## [Prompt]
Copy verbatim the portion of the Fury X review discussion from "Again just my" to "work without one.".

##### Passage #####

AMD Radeon R9 Fury X Video Card Review @ [H]

AMD has massive driver overhead compared to NVIDIA and [H] is using OC'd 3770K instead of something super expensive like OC'd Haswell-E.

This might explain the poor results in [H] benchmarks. If you are selecting a GPU and have weaker CPU like old Sandy Bridge or Ivy Bridge then [H] benchmark offers more accurate picture of the performance you would receive from new GPU.

We have seen ZERO issues to move away from our 4.8GHz clocked 3770K. If you can show me actual proof to back up your statements, I would LOVE to see that. Otherwise you are just talking out of your ass.
 
So, this is even more of an indication that the card's performance is slow because of immature drivers.

Personally i think that argument holds no water. You'd think that gpu vendors would want to get good performance out of their cards when they're first released and reviewed. And considering amd's lack of drivers since the start of the year (comparatively speaking) i think most people were under the assumption they were busy tuning drivers for fury.

If they were and this is the fruits of their labour then its a lemon. Not forgetting that amd still don't have crossfire enabled freesync drivers either, last ii heard they were meant to be out around april\may time.

Yes drivers will bring incremental improvements over time but that's the case for pretty much any card.
 
AMD has massive driver overhead compared to NVIDIA and [H] is using OC'd 3770K instead of something super expensive like OC'd Haswell-E.

This might explain the poor results in [H] benchmarks. If you are selecting a GPU and have weaker CPU like old Sandy Bridge or Ivy Bridge then [H] benchmark offers more accurate picture of the performance you would receive from new GPU.
The performance difference in IPC between Ivybridge and Haswell is maybe 10% at best. At 4.8GHz, that's negligible.
 
Pardon my ignorance but I thought they were planning on releasing a card without the AIO cooler. Also I don't think it is free, I think the cooler cost about $100.

Again just my perspective.

It's free to the buyer if it's included, whether or not they wanted it. As I said, it will bump the cost up for AMD to manufacture, but the buyer just wants a card, they aren't active looking to spend extra on watercooling with the Fury X necessarily, but they have no choice because the card doesn't work without one.
 
Well, this wasn't what I was hoping for.

But I agree with your conclusion, unfortunately, particularly around marketing. Selling a $429 card with 8GB VRAM and then selling a $649 card with 4GB VRAM is confusing. It makes me think that the only reason they included the 8GB of RAM on the 390 series is to sell it to the uninformed, because those cards are not powerful enough to use the extra VRAM. It would have been much smarter - in my opinion - to sell those cards with 4GB at a lower price and lower power consumption. It would have benefited end users, especially when the competition also has only 4GB at that price point.

HBM maybe should have sat out a round until 2016, at least on the high end. The tech is extremely promising but 4GB isn't enough when you have this level of performance and can actually drive high settings at >1440p. I really think the product stack should have been a scaled up Tonga with HBM, to provide the GCN 1.2 improvements across the entire lineup and for SFF, and then Fiji with 8GB GDDR5. I'm not really sure how the current direction was decided upon. My guess is simply R&D budget.

##### Available data #####

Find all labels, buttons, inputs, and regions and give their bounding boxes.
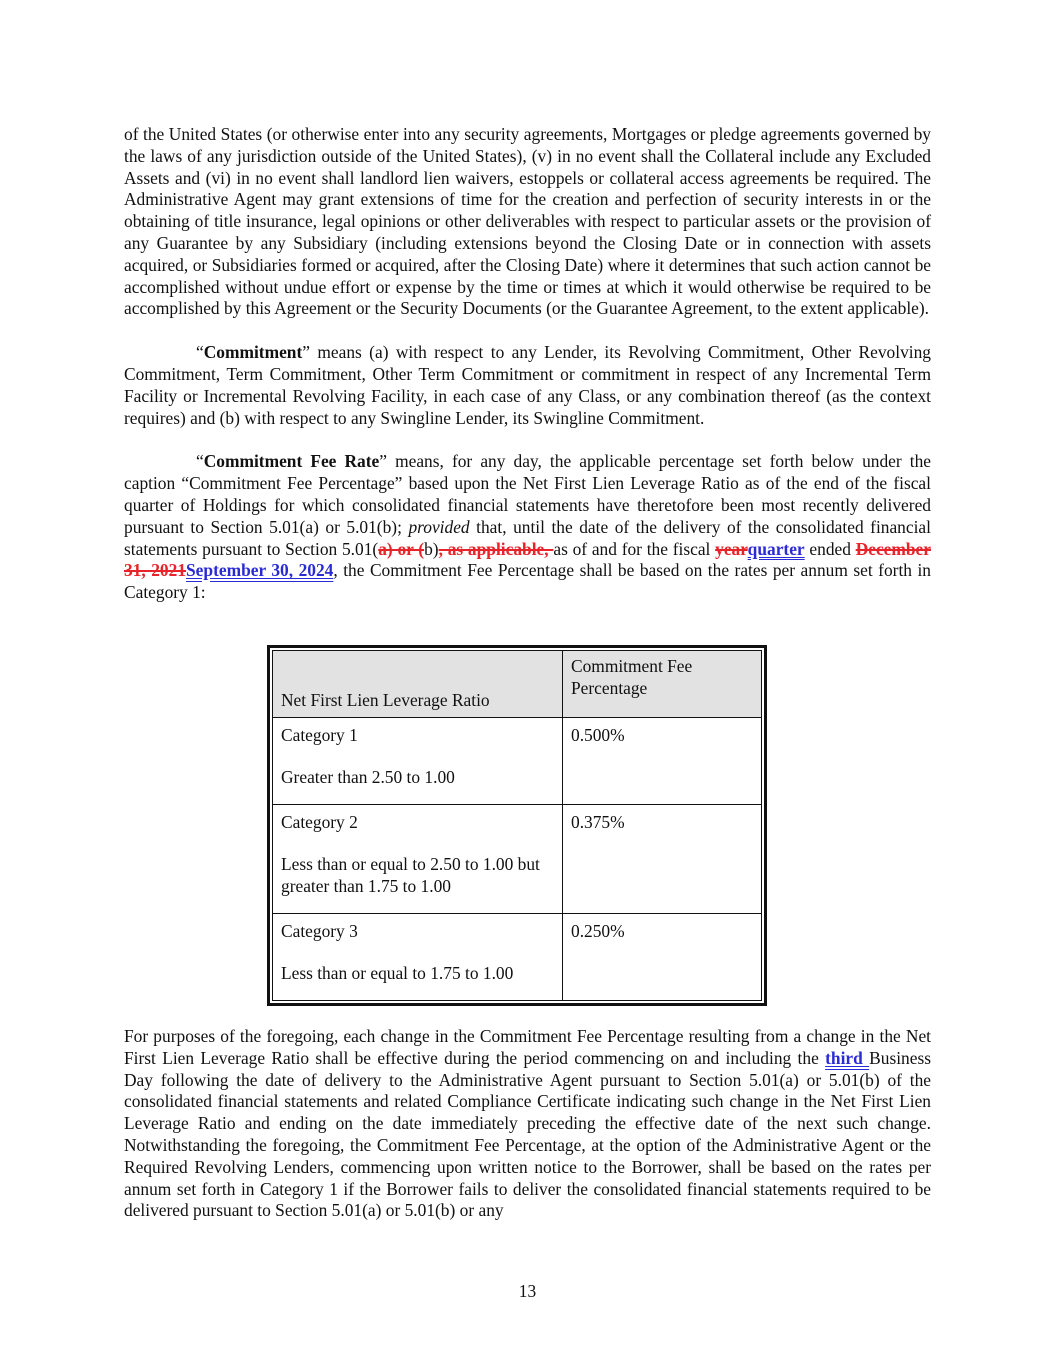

#####

## [Response to the task]
Again just my perspective.

It's free to the buyer if it's included, whether or not they wanted it. As I said, it will bump the cost up for AMD to manufacture, but the buyer just wants a card, they aren't active looking to spend extra on watercooling with the Fury X necessarily, but they have no choice because the card doesn't work without one.